[Records from a collection of figures]
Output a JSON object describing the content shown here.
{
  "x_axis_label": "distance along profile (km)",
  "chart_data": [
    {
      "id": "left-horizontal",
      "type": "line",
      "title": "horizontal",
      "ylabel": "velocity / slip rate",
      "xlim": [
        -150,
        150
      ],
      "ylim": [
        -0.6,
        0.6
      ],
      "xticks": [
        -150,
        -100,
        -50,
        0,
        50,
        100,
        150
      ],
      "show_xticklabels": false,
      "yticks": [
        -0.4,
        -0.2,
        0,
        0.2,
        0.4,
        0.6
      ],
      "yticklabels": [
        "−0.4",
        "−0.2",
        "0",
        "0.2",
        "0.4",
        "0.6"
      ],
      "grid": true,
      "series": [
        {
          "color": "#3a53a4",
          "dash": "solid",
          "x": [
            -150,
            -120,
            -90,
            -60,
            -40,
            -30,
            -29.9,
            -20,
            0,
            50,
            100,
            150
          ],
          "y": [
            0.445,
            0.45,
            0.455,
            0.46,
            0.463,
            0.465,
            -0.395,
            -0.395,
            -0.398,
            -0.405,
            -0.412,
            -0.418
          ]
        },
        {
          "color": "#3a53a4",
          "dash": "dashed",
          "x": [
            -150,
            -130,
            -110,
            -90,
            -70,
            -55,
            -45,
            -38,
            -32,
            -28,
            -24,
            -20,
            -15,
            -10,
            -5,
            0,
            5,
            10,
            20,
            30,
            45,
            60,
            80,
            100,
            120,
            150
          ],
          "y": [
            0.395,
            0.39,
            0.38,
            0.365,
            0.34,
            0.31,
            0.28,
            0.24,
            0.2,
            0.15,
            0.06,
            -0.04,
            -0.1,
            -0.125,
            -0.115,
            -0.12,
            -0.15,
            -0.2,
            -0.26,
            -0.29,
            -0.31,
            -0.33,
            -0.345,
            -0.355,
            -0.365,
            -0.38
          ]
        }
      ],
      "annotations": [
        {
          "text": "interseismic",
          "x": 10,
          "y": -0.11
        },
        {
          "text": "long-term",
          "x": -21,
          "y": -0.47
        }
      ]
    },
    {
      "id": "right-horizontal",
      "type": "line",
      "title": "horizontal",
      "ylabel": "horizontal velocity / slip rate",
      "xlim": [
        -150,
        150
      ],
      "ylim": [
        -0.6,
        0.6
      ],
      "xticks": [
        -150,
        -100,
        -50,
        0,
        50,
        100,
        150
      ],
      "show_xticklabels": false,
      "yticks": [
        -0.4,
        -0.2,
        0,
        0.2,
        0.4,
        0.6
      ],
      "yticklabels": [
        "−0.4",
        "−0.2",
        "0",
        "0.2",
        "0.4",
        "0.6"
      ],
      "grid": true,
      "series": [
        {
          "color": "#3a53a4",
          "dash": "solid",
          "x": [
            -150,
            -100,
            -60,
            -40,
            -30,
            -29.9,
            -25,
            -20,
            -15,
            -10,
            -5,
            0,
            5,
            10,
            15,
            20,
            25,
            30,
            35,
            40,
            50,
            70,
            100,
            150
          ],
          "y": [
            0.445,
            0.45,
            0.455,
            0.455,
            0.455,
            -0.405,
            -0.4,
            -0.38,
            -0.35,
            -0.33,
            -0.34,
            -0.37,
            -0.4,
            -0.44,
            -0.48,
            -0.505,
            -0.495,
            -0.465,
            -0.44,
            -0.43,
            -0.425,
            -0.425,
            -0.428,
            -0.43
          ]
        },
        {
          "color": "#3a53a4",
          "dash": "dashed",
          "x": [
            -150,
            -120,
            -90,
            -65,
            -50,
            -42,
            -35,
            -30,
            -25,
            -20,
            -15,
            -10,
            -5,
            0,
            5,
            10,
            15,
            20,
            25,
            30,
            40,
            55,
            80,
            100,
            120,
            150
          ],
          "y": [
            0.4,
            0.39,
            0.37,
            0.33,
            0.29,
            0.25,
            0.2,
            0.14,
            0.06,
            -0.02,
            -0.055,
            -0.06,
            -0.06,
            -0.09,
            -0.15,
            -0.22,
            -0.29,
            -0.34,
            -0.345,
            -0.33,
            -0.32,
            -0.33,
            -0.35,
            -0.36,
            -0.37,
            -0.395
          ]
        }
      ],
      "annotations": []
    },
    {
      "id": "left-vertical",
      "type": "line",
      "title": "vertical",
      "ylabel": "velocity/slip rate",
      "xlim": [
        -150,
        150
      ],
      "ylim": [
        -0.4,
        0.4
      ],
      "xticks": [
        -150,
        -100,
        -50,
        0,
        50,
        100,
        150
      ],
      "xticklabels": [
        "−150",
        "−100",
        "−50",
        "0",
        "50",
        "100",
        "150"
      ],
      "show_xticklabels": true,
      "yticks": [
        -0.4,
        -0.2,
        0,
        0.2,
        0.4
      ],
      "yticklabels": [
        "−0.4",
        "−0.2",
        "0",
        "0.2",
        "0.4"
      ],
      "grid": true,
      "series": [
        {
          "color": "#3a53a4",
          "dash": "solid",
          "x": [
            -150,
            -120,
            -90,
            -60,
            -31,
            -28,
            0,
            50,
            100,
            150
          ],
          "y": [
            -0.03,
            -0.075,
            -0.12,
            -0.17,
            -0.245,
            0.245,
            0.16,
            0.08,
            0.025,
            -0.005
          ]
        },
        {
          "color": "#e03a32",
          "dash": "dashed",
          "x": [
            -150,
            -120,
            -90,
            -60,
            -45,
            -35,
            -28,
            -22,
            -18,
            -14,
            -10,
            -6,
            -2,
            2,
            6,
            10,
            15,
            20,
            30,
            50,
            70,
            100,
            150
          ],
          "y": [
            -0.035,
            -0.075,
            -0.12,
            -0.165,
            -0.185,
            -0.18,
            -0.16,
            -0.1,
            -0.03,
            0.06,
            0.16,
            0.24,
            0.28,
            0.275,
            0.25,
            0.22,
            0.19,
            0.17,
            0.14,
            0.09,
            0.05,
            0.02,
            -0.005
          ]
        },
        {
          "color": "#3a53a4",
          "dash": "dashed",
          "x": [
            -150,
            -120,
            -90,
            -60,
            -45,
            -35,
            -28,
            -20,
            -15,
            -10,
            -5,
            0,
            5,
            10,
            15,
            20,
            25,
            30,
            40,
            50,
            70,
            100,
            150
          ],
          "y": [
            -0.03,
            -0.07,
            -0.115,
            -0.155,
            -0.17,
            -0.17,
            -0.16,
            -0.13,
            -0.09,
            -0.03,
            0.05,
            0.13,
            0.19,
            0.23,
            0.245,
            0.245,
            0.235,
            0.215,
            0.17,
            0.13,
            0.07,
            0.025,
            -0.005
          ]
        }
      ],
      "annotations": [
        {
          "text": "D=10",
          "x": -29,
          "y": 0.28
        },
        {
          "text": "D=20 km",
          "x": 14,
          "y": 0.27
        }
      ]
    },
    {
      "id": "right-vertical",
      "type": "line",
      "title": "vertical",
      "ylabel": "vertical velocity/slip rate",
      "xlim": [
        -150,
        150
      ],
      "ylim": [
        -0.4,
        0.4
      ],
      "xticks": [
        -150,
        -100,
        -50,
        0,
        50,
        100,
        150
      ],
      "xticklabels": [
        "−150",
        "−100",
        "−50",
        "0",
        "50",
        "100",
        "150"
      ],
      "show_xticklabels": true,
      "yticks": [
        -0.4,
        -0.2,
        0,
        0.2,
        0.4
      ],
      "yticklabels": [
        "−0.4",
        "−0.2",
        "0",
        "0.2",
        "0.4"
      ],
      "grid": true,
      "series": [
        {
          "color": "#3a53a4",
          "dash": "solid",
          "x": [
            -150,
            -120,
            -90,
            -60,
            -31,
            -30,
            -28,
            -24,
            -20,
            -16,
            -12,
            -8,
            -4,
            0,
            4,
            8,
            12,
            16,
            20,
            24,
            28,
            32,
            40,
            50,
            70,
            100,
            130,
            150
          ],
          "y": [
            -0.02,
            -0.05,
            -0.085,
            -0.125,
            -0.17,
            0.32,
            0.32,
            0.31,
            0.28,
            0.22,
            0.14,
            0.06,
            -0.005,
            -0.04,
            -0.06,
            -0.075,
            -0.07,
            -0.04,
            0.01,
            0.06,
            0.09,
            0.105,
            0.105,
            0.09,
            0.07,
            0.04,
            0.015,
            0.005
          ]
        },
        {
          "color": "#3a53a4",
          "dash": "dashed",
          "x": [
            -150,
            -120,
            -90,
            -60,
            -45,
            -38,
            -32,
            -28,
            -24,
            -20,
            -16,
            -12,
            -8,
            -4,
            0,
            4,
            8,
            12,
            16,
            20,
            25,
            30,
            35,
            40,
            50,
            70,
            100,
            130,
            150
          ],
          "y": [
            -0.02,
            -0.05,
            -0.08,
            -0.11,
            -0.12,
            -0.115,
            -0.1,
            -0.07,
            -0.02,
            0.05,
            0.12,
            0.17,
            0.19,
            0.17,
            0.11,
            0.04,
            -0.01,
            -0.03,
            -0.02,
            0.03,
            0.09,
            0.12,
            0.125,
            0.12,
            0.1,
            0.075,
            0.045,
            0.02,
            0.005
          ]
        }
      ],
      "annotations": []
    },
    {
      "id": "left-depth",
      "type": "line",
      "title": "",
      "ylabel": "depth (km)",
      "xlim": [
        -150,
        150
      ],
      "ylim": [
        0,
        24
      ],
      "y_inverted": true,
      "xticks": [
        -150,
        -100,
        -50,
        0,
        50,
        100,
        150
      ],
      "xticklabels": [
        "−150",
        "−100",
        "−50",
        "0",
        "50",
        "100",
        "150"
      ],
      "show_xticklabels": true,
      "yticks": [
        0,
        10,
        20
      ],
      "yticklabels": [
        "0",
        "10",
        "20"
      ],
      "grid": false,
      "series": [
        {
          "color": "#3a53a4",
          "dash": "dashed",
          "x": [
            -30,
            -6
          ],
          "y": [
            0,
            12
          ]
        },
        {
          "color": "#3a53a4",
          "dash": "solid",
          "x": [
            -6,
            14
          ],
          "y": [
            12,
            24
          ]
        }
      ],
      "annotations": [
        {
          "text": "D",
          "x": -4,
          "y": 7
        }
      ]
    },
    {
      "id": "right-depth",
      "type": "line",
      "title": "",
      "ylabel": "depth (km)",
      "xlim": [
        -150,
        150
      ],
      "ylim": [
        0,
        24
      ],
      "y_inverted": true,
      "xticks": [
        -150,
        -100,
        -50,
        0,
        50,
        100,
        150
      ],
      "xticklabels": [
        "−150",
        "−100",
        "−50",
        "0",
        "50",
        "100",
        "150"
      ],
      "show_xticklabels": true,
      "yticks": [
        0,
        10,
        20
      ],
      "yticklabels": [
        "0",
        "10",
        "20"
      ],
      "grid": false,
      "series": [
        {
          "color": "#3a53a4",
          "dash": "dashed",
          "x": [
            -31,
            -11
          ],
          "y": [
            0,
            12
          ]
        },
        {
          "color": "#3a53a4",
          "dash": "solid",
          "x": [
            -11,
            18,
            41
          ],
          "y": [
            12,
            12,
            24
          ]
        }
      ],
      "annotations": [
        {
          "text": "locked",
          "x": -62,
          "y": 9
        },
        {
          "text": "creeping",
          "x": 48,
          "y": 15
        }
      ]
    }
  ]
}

- _DIRECTIONS FOR THIS TASK_
Say how many lines in the entries contain the string "rate", and leave out everything else.

- _SOLUTION TO THIS TASK_
4